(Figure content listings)
* begin *
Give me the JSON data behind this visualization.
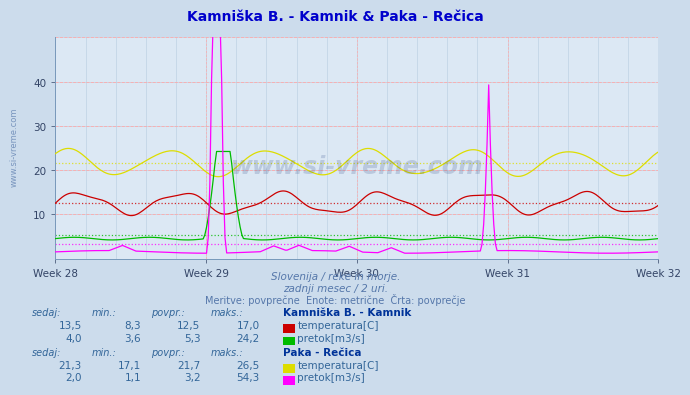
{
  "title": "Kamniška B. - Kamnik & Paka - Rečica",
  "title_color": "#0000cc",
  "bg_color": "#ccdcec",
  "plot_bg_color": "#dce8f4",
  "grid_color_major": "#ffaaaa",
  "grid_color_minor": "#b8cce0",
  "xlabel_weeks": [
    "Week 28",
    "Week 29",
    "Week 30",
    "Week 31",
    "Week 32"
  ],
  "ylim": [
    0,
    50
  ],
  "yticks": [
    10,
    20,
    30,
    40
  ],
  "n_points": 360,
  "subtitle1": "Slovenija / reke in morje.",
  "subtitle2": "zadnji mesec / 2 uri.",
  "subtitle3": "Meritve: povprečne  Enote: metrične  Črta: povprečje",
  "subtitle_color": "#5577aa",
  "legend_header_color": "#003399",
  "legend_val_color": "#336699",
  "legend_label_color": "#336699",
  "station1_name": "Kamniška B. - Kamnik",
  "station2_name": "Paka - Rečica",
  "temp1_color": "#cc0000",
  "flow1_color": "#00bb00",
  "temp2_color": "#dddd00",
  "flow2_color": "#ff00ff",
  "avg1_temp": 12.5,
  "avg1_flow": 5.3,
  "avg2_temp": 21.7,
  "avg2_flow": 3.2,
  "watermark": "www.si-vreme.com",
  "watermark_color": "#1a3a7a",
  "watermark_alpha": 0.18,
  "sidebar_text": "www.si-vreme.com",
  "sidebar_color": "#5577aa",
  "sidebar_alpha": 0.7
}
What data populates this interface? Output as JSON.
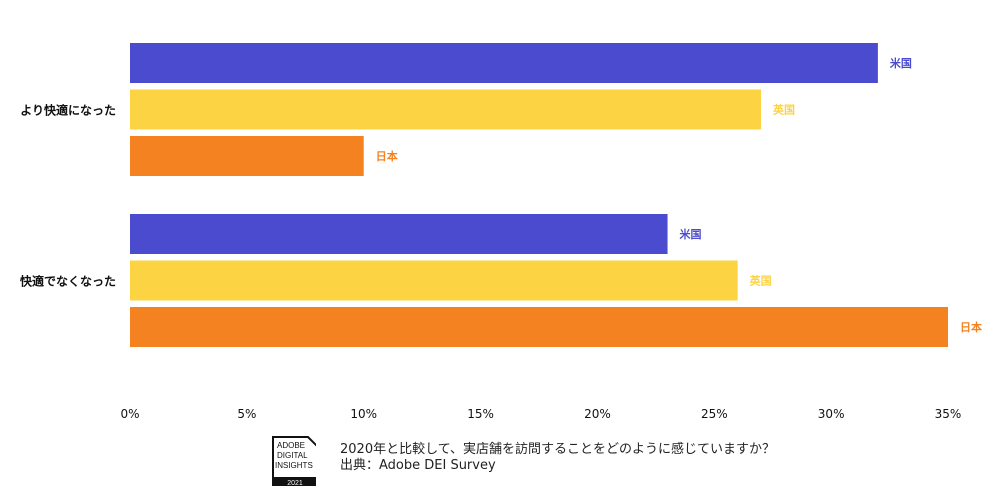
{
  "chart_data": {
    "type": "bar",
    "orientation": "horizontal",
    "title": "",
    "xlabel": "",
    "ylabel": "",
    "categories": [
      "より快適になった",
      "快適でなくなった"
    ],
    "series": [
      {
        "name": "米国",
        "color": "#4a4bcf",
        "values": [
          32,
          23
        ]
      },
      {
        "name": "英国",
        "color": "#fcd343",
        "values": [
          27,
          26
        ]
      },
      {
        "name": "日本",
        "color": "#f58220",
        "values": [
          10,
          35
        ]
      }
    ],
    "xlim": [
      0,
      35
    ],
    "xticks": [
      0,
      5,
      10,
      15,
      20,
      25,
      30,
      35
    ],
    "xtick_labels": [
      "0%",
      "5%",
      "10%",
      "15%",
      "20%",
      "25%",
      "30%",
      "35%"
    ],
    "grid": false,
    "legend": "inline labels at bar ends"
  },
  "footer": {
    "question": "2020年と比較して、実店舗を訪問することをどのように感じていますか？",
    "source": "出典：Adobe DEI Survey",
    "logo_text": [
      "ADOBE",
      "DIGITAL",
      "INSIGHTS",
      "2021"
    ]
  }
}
* end *
- Aim: Do not copy the pictures, but repeat every line exactly.

- Response to the task:
Give me the JSON data behind this visualization.
{
  "title": "Kamniška B. - Kamnik & Paka - Rečica",
  "title_color": "#0000cc",
  "bg_color": "#ccdcec",
  "plot_bg_color": "#dce8f4",
  "grid_color_major": "#ffaaaa",
  "grid_color_minor": "#b8cce0",
  "xlabel_weeks": [
    "Week 28",
    "Week 29",
    "Week 30",
    "Week 31",
    "Week 32"
  ],
  "ylim": [
    0,
    50
  ],
  "yticks": [
    10,
    20,
    30,
    40
  ],
  "n_points": 360,
  "subtitle1": "Slovenija / reke in morje.",
  "subtitle2": "zadnji mesec / 2 uri.",
  "subtitle3": "Meritve: povprečne  Enote: metrične  Črta: povprečje",
  "subtitle_color": "#5577aa",
  "legend_header_color": "#003399",
  "legend_val_color": "#336699",
  "legend_label_color": "#336699",
  "station1_name": "Kamniška B. - Kamnik",
  "station2_name": "Paka - Rečica",
  "temp1_color": "#cc0000",
  "flow1_color": "#00bb00",
  "temp2_color": "#dddd00",
  "flow2_color": "#ff00ff",
  "avg1_temp": 12.5,
  "avg1_flow": 5.3,
  "avg2_temp": 21.7,
  "avg2_flow": 3.2,
  "watermark": "www.si-vreme.com",
  "watermark_color": "#1a3a7a",
  "watermark_alpha": 0.18,
  "sidebar_text": "www.si-vreme.com",
  "sidebar_color": "#5577aa",
  "sidebar_alpha": 0.7
}
What data populates this interface? Output as JSON.
{
  "chart_data": {
    "type": "bar",
    "orientation": "horizontal",
    "title": "",
    "xlabel": "",
    "ylabel": "",
    "categories": [
      "より快適になった",
      "快適でなくなった"
    ],
    "series": [
      {
        "name": "米国",
        "color": "#4a4bcf",
        "values": [
          32,
          23
        ]
      },
      {
        "name": "英国",
        "color": "#fcd343",
        "values": [
          27,
          26
        ]
      },
      {
        "name": "日本",
        "color": "#f58220",
        "values": [
          10,
          35
        ]
      }
    ],
    "xlim": [
      0,
      35
    ],
    "xticks": [
      0,
      5,
      10,
      15,
      20,
      25,
      30,
      35
    ],
    "xtick_labels": [
      "0%",
      "5%",
      "10%",
      "15%",
      "20%",
      "25%",
      "30%",
      "35%"
    ],
    "grid": false,
    "legend": "inline labels at bar ends"
  },
  "footer": {
    "question": "2020年と比較して、実店舗を訪問することをどのように感じていますか？",
    "source": "出典：Adobe DEI Survey",
    "logo_text": [
      "ADOBE",
      "DIGITAL",
      "INSIGHTS",
      "2021"
    ]
  }
}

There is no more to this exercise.